------ Data to use

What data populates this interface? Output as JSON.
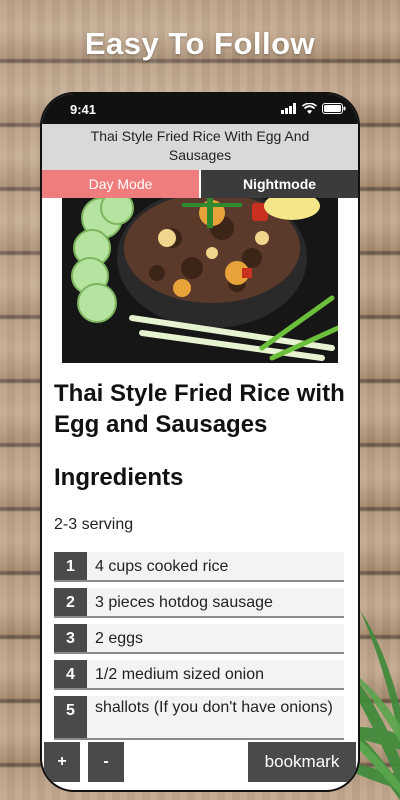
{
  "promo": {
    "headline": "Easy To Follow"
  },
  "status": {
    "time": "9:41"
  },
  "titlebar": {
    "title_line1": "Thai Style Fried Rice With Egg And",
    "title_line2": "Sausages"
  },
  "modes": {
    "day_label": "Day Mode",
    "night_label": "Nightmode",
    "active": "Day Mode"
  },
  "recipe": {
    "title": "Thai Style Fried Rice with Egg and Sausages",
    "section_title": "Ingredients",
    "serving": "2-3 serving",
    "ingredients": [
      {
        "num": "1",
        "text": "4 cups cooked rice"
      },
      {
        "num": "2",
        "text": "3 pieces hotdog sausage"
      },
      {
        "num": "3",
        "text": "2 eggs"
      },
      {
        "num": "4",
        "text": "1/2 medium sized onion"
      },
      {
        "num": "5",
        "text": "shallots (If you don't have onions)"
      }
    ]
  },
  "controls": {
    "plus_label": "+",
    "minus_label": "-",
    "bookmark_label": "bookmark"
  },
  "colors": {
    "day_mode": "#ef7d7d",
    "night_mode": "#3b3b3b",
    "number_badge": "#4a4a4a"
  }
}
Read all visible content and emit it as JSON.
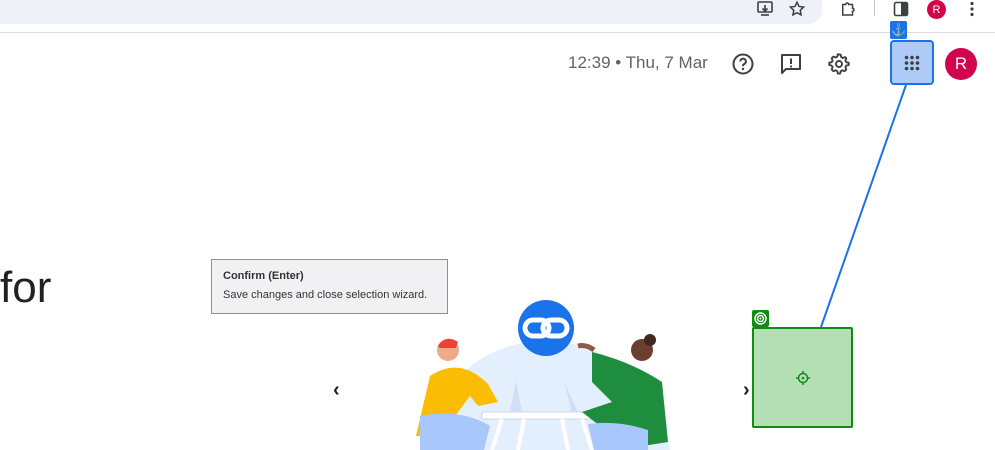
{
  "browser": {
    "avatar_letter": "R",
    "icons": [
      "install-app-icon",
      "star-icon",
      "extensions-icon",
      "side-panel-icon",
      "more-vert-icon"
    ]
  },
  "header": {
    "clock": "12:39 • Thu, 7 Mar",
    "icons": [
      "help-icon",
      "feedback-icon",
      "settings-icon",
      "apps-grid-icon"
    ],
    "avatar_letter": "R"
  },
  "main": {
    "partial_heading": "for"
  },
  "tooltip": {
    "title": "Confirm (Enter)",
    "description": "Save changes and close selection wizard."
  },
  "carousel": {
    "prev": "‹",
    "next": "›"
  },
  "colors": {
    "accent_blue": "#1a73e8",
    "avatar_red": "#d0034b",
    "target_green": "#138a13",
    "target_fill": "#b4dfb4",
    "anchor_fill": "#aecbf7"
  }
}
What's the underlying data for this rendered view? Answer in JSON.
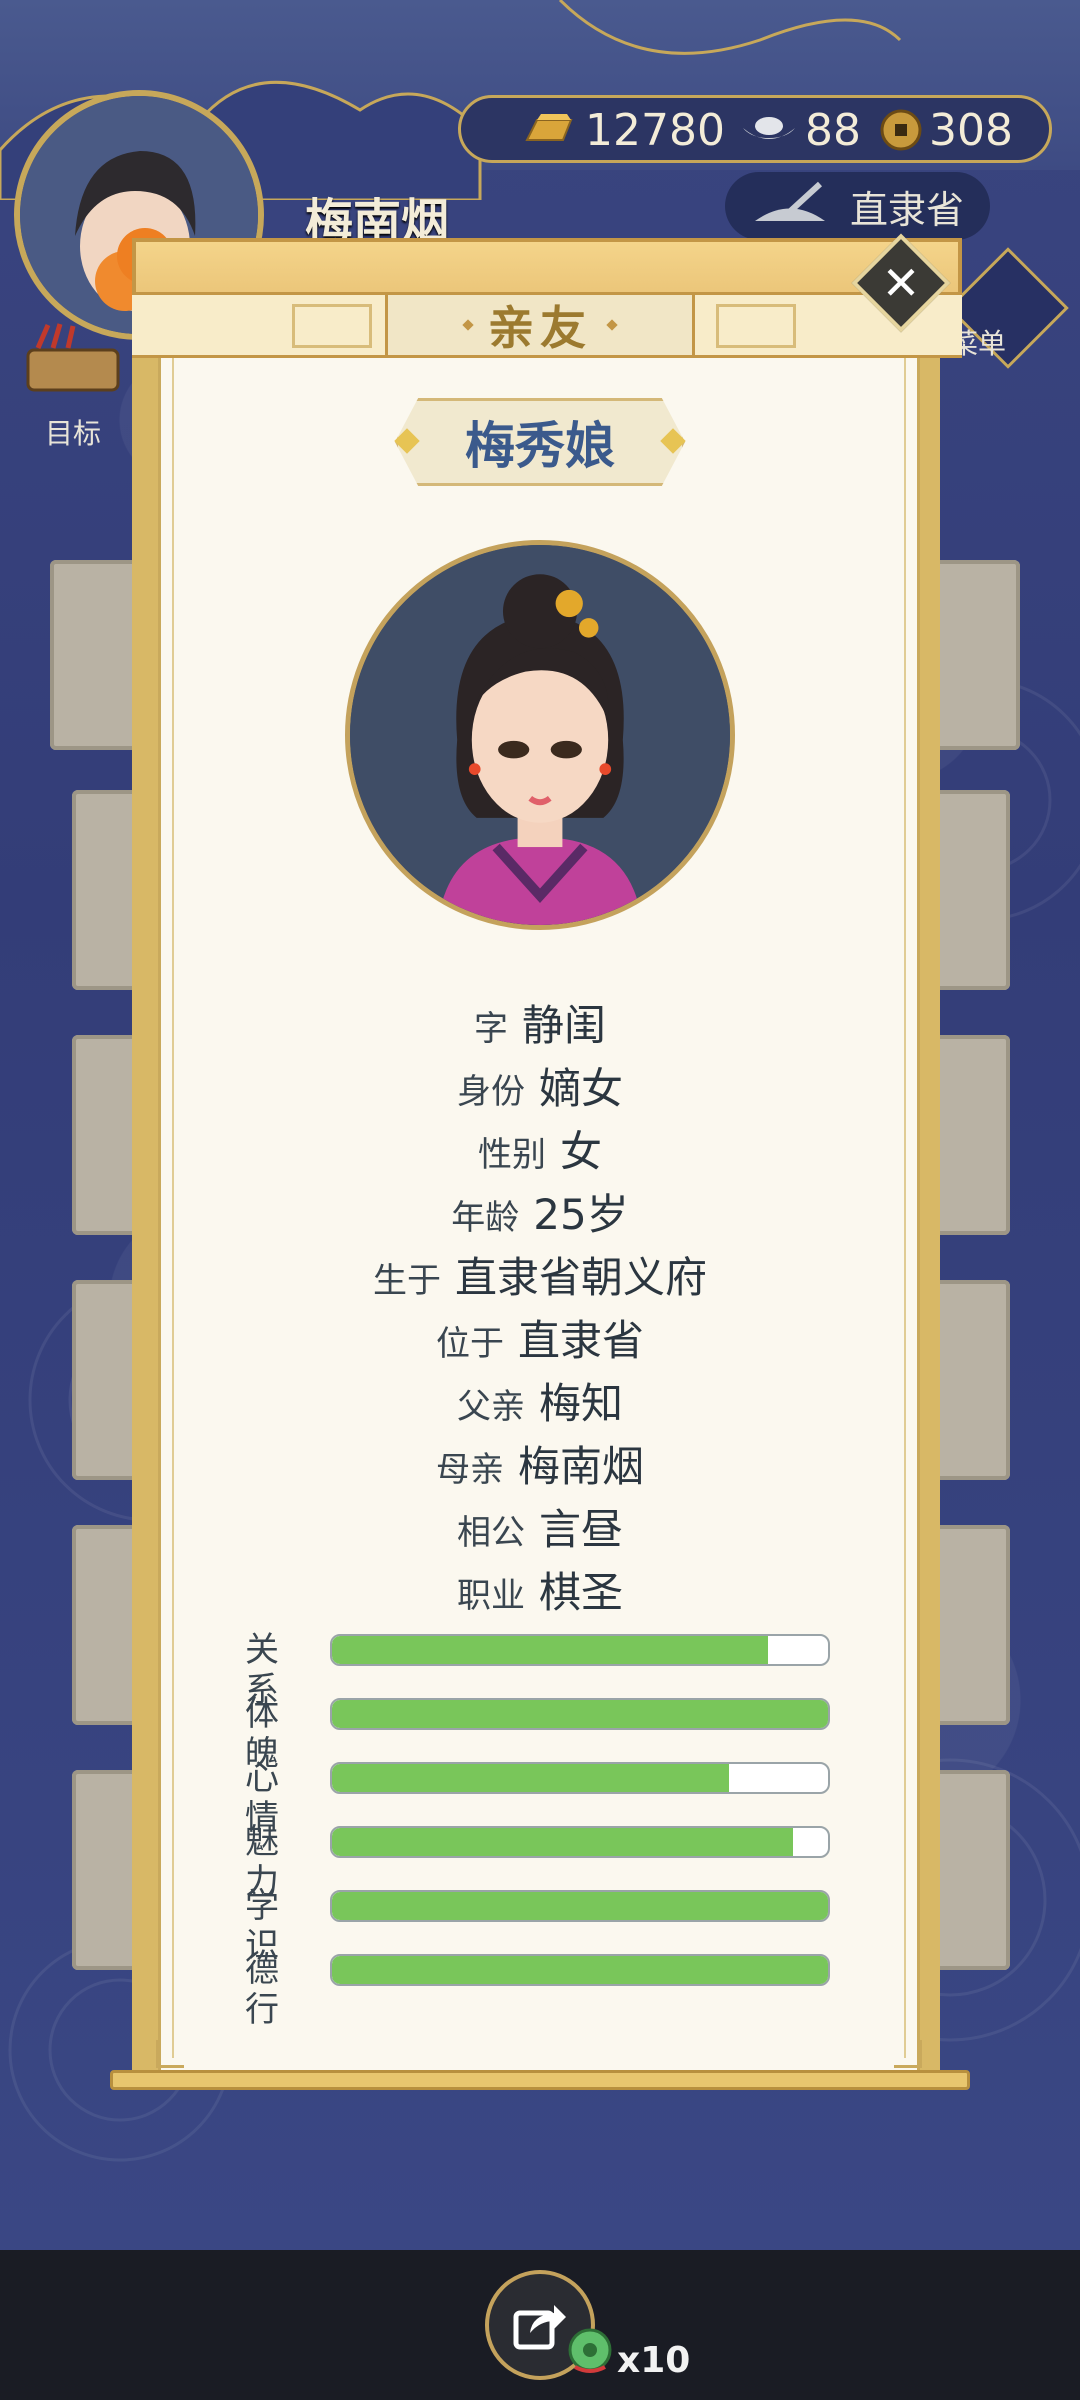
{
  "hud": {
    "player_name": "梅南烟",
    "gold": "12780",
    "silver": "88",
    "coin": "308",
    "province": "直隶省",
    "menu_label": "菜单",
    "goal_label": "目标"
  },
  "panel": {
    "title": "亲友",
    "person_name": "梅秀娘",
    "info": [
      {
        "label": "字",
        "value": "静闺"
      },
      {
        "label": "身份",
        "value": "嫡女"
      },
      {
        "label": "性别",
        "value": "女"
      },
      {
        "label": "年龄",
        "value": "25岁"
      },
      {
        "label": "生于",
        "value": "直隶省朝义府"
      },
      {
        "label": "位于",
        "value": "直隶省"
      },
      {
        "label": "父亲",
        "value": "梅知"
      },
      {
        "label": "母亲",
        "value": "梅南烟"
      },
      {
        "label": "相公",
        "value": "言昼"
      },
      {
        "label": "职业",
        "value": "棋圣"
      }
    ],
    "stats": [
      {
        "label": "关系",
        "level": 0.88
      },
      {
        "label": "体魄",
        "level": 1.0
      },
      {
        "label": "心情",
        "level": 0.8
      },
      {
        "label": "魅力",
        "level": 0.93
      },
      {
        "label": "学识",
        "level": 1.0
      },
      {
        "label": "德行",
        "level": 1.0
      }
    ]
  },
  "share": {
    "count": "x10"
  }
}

------------

*Given instruction*
Pull out every line of the entries that includes the word "value".

*Answer to the exercise*
        "value": "静闺"
        "value": "嫡女"
        "value": "女"
        "value": "25岁"
        "value": "直隶省朝义府"
        "value": "直隶省"
        "value": "梅知"
        "value": "梅南烟"
        "value": "言昼"
        "value": "棋圣"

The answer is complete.